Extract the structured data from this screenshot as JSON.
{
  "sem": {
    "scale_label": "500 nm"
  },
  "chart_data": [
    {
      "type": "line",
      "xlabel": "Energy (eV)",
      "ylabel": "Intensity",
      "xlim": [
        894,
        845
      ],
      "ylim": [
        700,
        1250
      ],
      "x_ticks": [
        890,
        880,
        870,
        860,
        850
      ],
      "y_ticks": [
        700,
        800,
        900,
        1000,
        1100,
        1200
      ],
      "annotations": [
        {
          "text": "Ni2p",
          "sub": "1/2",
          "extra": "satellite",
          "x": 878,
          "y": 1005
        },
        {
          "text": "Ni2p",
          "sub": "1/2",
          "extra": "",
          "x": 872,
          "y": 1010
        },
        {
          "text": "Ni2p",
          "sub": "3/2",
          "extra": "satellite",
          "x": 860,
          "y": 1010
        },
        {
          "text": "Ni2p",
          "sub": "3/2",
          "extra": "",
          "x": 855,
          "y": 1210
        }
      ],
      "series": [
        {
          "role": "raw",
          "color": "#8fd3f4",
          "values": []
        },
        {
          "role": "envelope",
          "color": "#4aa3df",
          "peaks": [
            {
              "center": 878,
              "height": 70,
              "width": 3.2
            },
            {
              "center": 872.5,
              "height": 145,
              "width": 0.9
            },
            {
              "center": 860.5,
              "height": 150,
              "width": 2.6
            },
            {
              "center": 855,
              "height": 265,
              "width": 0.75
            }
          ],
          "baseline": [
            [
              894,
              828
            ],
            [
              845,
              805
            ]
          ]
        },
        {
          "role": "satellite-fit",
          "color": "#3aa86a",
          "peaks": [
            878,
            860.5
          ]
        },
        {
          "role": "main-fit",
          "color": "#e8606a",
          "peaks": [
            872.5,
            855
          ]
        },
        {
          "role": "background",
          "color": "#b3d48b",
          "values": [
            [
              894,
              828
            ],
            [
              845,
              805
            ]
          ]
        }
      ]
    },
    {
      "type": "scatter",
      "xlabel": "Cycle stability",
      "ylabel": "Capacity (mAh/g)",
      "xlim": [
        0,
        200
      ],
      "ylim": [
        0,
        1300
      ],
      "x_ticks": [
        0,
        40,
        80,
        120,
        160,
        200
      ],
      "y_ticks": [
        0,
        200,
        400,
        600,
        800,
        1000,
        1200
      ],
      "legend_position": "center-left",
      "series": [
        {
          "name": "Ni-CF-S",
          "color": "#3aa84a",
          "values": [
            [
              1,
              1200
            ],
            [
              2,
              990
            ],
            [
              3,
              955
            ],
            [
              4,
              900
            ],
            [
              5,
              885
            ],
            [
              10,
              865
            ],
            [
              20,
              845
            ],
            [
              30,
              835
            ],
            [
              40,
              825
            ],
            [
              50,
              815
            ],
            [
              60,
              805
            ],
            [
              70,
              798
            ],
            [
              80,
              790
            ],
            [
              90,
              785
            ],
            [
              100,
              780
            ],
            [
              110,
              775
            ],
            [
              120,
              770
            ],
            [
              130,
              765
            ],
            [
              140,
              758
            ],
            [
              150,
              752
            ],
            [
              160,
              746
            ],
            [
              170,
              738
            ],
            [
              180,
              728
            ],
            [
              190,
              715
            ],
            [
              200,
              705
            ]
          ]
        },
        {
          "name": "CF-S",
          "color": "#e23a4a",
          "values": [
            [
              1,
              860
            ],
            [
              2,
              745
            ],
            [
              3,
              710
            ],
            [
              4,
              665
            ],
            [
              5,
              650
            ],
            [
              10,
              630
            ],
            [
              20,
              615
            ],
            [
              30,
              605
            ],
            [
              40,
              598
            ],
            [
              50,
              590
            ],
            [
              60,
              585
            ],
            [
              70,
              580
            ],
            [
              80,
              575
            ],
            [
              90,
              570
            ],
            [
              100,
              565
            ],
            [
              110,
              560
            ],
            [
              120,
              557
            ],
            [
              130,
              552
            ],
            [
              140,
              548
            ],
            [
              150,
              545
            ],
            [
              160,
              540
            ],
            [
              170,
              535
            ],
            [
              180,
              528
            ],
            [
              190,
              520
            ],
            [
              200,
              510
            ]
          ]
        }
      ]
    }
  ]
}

──────

* **Goal**: Collect each line containing the string "role".

* **Exercise answer**:
          "role": "raw",
          "role": "envelope",
          "role": "satellite-fit",
          "role": "main-fit",
          "role": "background",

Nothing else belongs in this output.